Source data:
+---+
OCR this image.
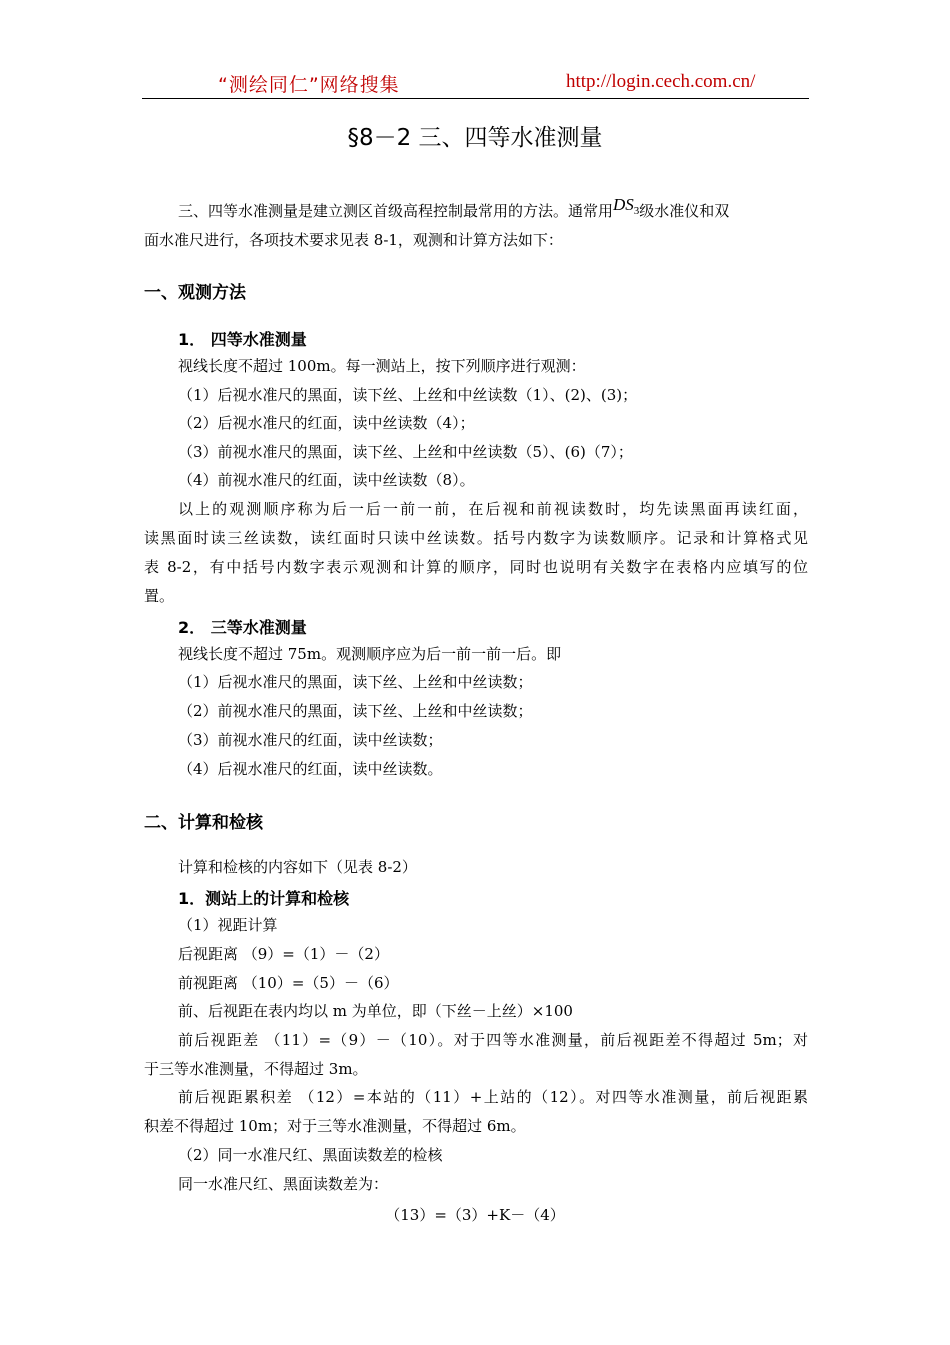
“测绘同仁”网络搜集	http://login.cech.com.cn/
§8－2 三、四等水准测量
三、四等水准测量是建立测区首级高程控制最常用的方法。通常用$DS_3$级水准仪和双
面水准尺进行，各项技术要求见表 8-1，观测和计算方法如下：
一、观测方法
1． 四等水准测量
视线长度不超过 100m。每一测站上，按下列顺序进行观测：
（1）后视水准尺的黑面，读下丝、上丝和中丝读数（1）、(2)、(3)；
（2）后视水准尺的红面，读中丝读数（4）；
（3）前视水准尺的黑面，读下丝、上丝和中丝读数（5）、(6)（7）；
（4）前视水准尺的红面，读中丝读数（8）。
以上的观测顺序称为后一后一前一前，在后视和前视读数时，均先读黑面再读红面，
读黑面时读三丝读数，读红面时只读中丝读数。括号内数字为读数顺序。记录和计算格式见
表 8-2，有中括号内数字表示观测和计算的顺序，同时也说明有关数字在表格内应填写的位
置。
2． 三等水准测量
视线长度不超过 75m。观测顺序应为后一前一前一后。即
（1）后视水准尺的黑面，读下丝、上丝和中丝读数；
（2）前视水准尺的黑面，读下丝、上丝和中丝读数；
（3）前视水准尺的红面，读中丝读数；
（4）后视水准尺的红面，读中丝读数。
二、计算和检核
计算和检核的内容如下（见表 8-2）
1．测站上的计算和检核
（1）视距计算
后视距离 （9）=（1）－（2）
前视距离 （10）=（5）－（6）
前、后视距在表内均以 m 为单位，即（下丝－上丝）×100
前后视距差 （11）=（9）－（10）。对于四等水准测量，前后视距差不得超过 5m；对
于三等水准测量，不得超过 3m。
前后视距累积差 （12）=本站的（11）+上站的（12）。对四等水准测量，前后视距累
积差不得超过 10m；对于三等水准测量，不得超过 6m。
（2）同一水准尺红、黑面读数差的检核
同一水准尺红、黑面读数差为：
（13）=（3）+K－（4）
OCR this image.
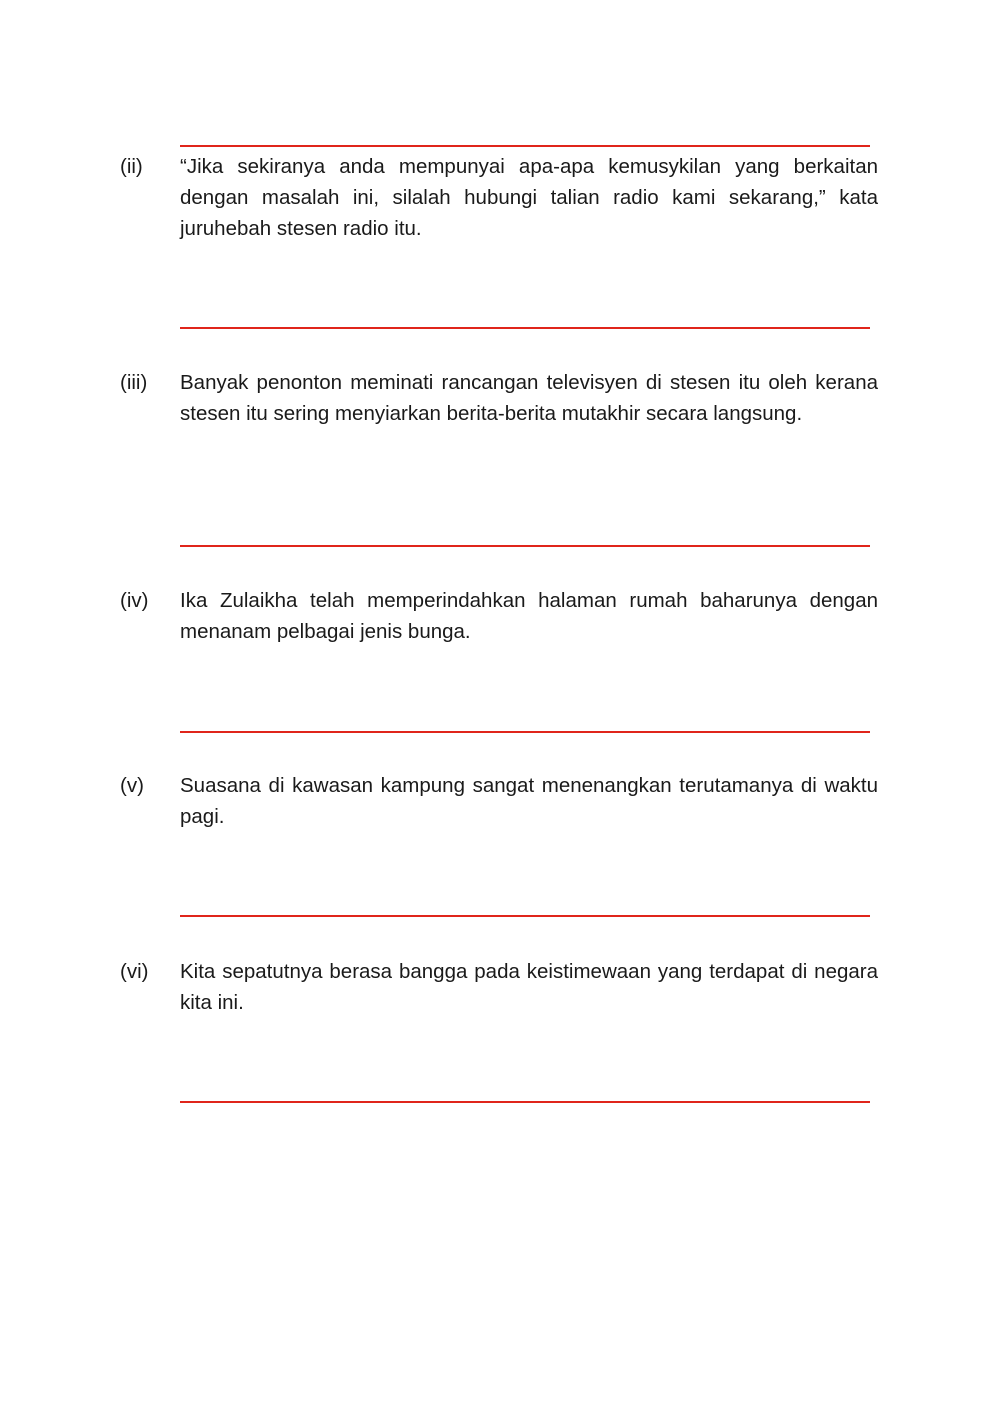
(ii)	“Jika sekiranya anda mempunyai apa-apa kemusykilan yang berkaitan dengan masalah ini, silalah hubungi talian radio kami sekarang,” kata juruhebah stesen radio itu.
(iii)	Banyak penonton meminati rancangan televisyen di stesen itu oleh kerana stesen itu sering menyiarkan berita-berita mutakhir secara langsung.
(iv)	Ika Zulaikha telah memperindahkan halaman rumah baharunya dengan menanam pelbagai jenis bunga.
(v)	Suasana di kawasan kampung sangat menenangkan terutamanya di waktu pagi.
(vi)	Kita sepatutnya berasa bangga pada keistimewaan yang terdapat di negara kita ini.
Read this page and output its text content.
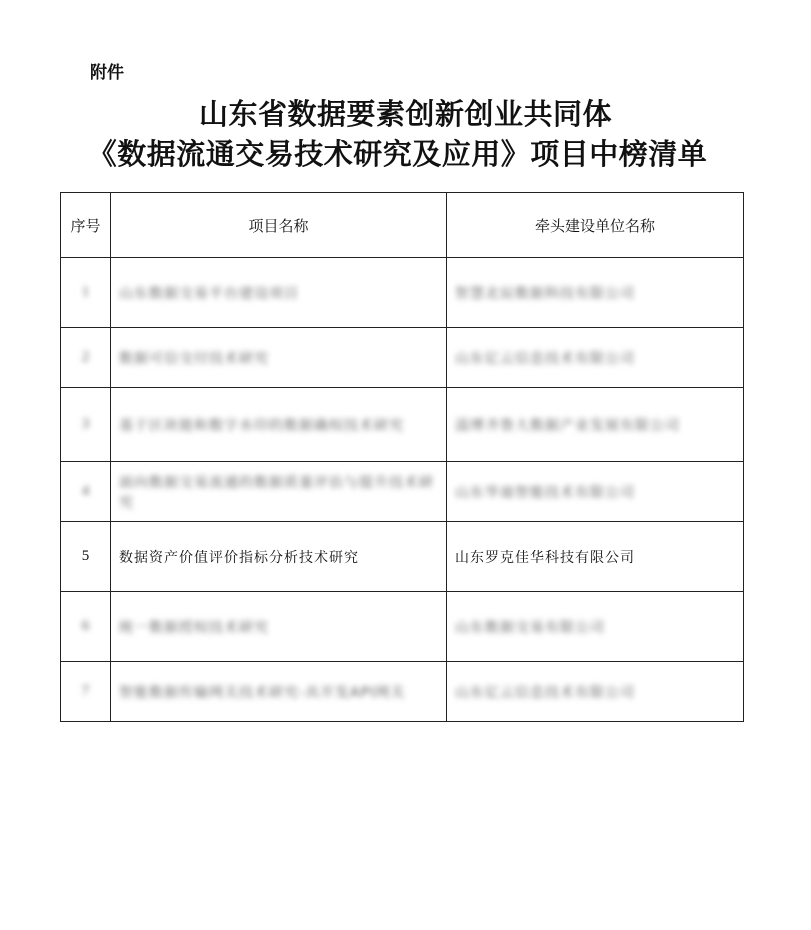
附件
山东省数据要素创新创业共同体
《数据流通交易技术研究及应用》项目中榜清单
序号	项目名称	牵头建设单位名称
1	山东数据交易平台建设项目	智慧北辰数据科技有限公司
2	数据可信交付技术研究	山东亿云信息技术有限公司
3	基于区块链和数字水印的数据确权技术研究	淄博齐鲁大数据产业发展有限公司
4	面向数据交易流通的数据质量评估与提升技术研究	山东华迪智能技术有限公司
5	数据资产价值评价指标分析技术研究	山东罗克佳华科技有限公司
6	统一数据授权技术研究	山东数据交易有限公司
7	智能数据传输网关技术研究-具开发API网关	山东亿云信息技术有限公司
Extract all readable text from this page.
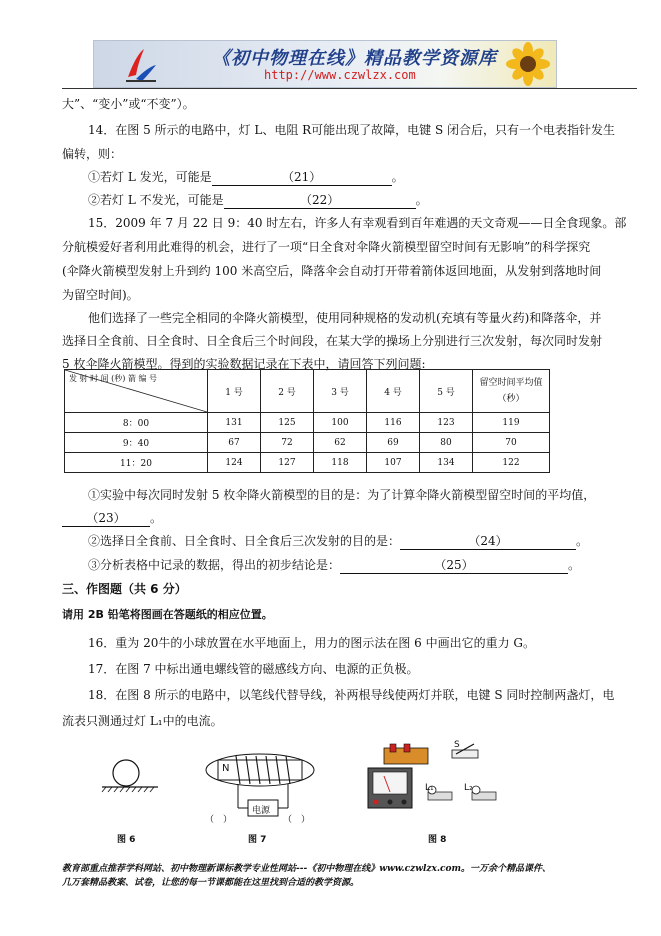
《初中物理在线》精品教学资源库
http://www.czwlzx.com
大”、“变小”或“不变”）。
14．在图 5 所示的电路中，灯 L、电阻 R可能出现了故障，电键 S 闭合后，只有一个电表指针发生
偏转，则：
①若灯 L 发光，可能是	（21）	。
②若灯 L 不发光，可能是	（22）	。
15．2009 年 7 月 22 日 9：40 时左右，许多人有幸观看到百年难遇的天文奇观——日全食现象。部
分航模爱好者利用此难得的机会，进行了一项“日全食对伞降火箭模型留空时间有无影响”的科学探究
(伞降火箭模型发射上升到约 100 米高空后，降落伞会自动打开带着箭体返回地面，从发射到落地时间
为留空时间)。
他们选择了一些完全相同的伞降火箭模型，使用同种规格的发动机(充填有等量火药)和降落伞，并
选择日全食前、日全食时、日全食后三个时间段，在某大学的操场上分别进行三次发射，每次同时发射
5 枚伞降火箭模型。得到的实验数据记录在下表中，请回答下列问题:
发 射 时 间 (秒) 箭 编 号	1 号	2 号	3 号	4 号	5 号	留空时间平均值（秒）
8：00	131	125	100	116	123	119
9：40	67	72	62	69	80	70
11：20	124	127	118	107	134	122
①实验中每次同时发射 5 枚伞降火箭模型的目的是：为了计算伞降火箭模型留空时间的平均值，
（23） 。
②选择日全食前、日全食时、日全食后三次发射的目的是：	（24）	。
③分析表格中记录的数据，得出的初步结论是：	（25）	。
三、作图题（共 6 分）
请用 2B 铅笔将图画在答题纸的相应位置。
16．重为 20牛的小球放置在水平地面上，用力的图示法在图 6 中画出它的重力 G。
17．在图 7 中标出通电螺线管的磁感线方向、电源的正负极。
18．在图 8 所示的电路中，以笔线代替导线，补两根导线使两灯并联，电键 S 同时控制两盏灯，电
流表只测通过灯 L₁中的电流。
图 6
N
电源
（　）	（　）
图 7
S
L₁	L₂
图 8
教育部重点推荐学科网站、初中物理新课标教学专业性网站---《初中物理在线》www.czwlzx.com。一万余个精品课件、
几万套精品教案、试卷，让您的每一节课都能在这里找到合适的教学资源。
+---+
Stated problem – In this exercise, set down all of the data exactly, without the pictures.

Solution for this problem –
OCR this image.
“测绘同仁”网络搜集	http://login.cech.com.cn/
§8－2 三、四等水准测量
三、四等水准测量是建立测区首级高程控制最常用的方法。通常用$DS_3$级水准仪和双
面水准尺进行，各项技术要求见表 8-1，观测和计算方法如下：
一、观测方法
1． 四等水准测量
视线长度不超过 100m。每一测站上，按下列顺序进行观测：
（1）后视水准尺的黑面，读下丝、上丝和中丝读数（1）、(2)、(3)；
（2）后视水准尺的红面，读中丝读数（4）；
（3）前视水准尺的黑面，读下丝、上丝和中丝读数（5）、(6)（7）；
（4）前视水准尺的红面，读中丝读数（8）。
以上的观测顺序称为后一后一前一前，在后视和前视读数时，均先读黑面再读红面，
读黑面时读三丝读数，读红面时只读中丝读数。括号内数字为读数顺序。记录和计算格式见
表 8-2，有中括号内数字表示观测和计算的顺序，同时也说明有关数字在表格内应填写的位
置。
2． 三等水准测量
视线长度不超过 75m。观测顺序应为后一前一前一后。即
（1）后视水准尺的黑面，读下丝、上丝和中丝读数；
（2）前视水准尺的黑面，读下丝、上丝和中丝读数；
（3）前视水准尺的红面，读中丝读数；
（4）后视水准尺的红面，读中丝读数。
二、计算和检核
计算和检核的内容如下（见表 8-2）
1．测站上的计算和检核
（1）视距计算
后视距离 （9）=（1）－（2）
前视距离 （10）=（5）－（6）
前、后视距在表内均以 m 为单位，即（下丝－上丝）×100
前后视距差 （11）=（9）－（10）。对于四等水准测量，前后视距差不得超过 5m；对
于三等水准测量，不得超过 3m。
前后视距累积差 （12）=本站的（11）+上站的（12）。对四等水准测量，前后视距累
积差不得超过 10m；对于三等水准测量，不得超过 6m。
（2）同一水准尺红、黑面读数差的检核
同一水准尺红、黑面读数差为：
（13）=（3）+K－（4）
OCR this image.
(ii)	“Jika sekiranya anda mempunyai apa-apa kemusykilan yang berkaitan dengan masalah ini, silalah hubungi talian radio kami sekarang,” kata juruhebah stesen radio itu.
(iii)	Banyak penonton meminati rancangan televisyen di stesen itu oleh kerana stesen itu sering menyiarkan berita-berita mutakhir secara langsung.
(iv)	Ika Zulaikha telah memperindahkan halaman rumah baharunya dengan menanam pelbagai jenis bunga.
(v)	Suasana di kawasan kampung sangat menenangkan terutamanya di waktu pagi.
(vi)	Kita sepatutnya berasa bangga pada keistimewaan yang terdapat di negara kita ini.
Read this page and output its text content.
附件
山东省数据要素创新创业共同体
《数据流通交易技术研究及应用》项目中榜清单
序号	项目名称	牵头建设单位名称
1	山东数据交易平台建设项目	智慧北辰数据科技有限公司
2	数据可信交付技术研究	山东亿云信息技术有限公司
3	基于区块链和数字水印的数据确权技术研究	淄博齐鲁大数据产业发展有限公司
4	面向数据交易流通的数据质量评估与提升技术研究	山东华迪智能技术有限公司
5	数据资产价值评价指标分析技术研究	山东罗克佳华科技有限公司
6	统一数据授权技术研究	山东数据交易有限公司
7	智能数据传输网关技术研究-具开发API网关	山东亿云信息技术有限公司
Extract all readable text from this page.
《初中物理在线》精品教学资源库
http://www.czwlzx.com
大”、“变小”或“不变”）。
14．在图 5 所示的电路中，灯 L、电阻 R可能出现了故障，电键 S 闭合后，只有一个电表指针发生
偏转，则：
①若灯 L 发光，可能是	（21）	。
②若灯 L 不发光，可能是	（22）	。
15．2009 年 7 月 22 日 9：40 时左右，许多人有幸观看到百年难遇的天文奇观——日全食现象。部
分航模爱好者利用此难得的机会，进行了一项“日全食对伞降火箭模型留空时间有无影响”的科学探究
(伞降火箭模型发射上升到约 100 米高空后，降落伞会自动打开带着箭体返回地面，从发射到落地时间
为留空时间)。
他们选择了一些完全相同的伞降火箭模型，使用同种规格的发动机(充填有等量火药)和降落伞，并
选择日全食前、日全食时、日全食后三个时间段，在某大学的操场上分别进行三次发射，每次同时发射
5 枚伞降火箭模型。得到的实验数据记录在下表中，请回答下列问题:
发 射 时 间 (秒) 箭 编 号	1 号	2 号	3 号	4 号	5 号	留空时间平均值（秒）
8：00	131	125	100	116	123	119
9：40	67	72	62	69	80	70
11：20	124	127	118	107	134	122
①实验中每次同时发射 5 枚伞降火箭模型的目的是：为了计算伞降火箭模型留空时间的平均值，
（23） 。
②选择日全食前、日全食时、日全食后三次发射的目的是：	（24）	。
③分析表格中记录的数据，得出的初步结论是：	（25）	。
三、作图题（共 6 分）
请用 2B 铅笔将图画在答题纸的相应位置。
16．重为 20牛的小球放置在水平地面上，用力的图示法在图 6 中画出它的重力 G。
17．在图 7 中标出通电螺线管的磁感线方向、电源的正负极。
18．在图 8 所示的电路中，以笔线代替导线，补两根导线使两灯并联，电键 S 同时控制两盏灯，电
流表只测通过灯 L₁中的电流。
图 6
N
电源
（　）	（　）
图 7
S
L₁	L₂
图 8
教育部重点推荐学科网站、初中物理新课标教学专业性网站---《初中物理在线》www.czwlzx.com。一万余个精品课件、
几万套精品教案、试卷，让您的每一节课都能在这里找到合适的教学资源。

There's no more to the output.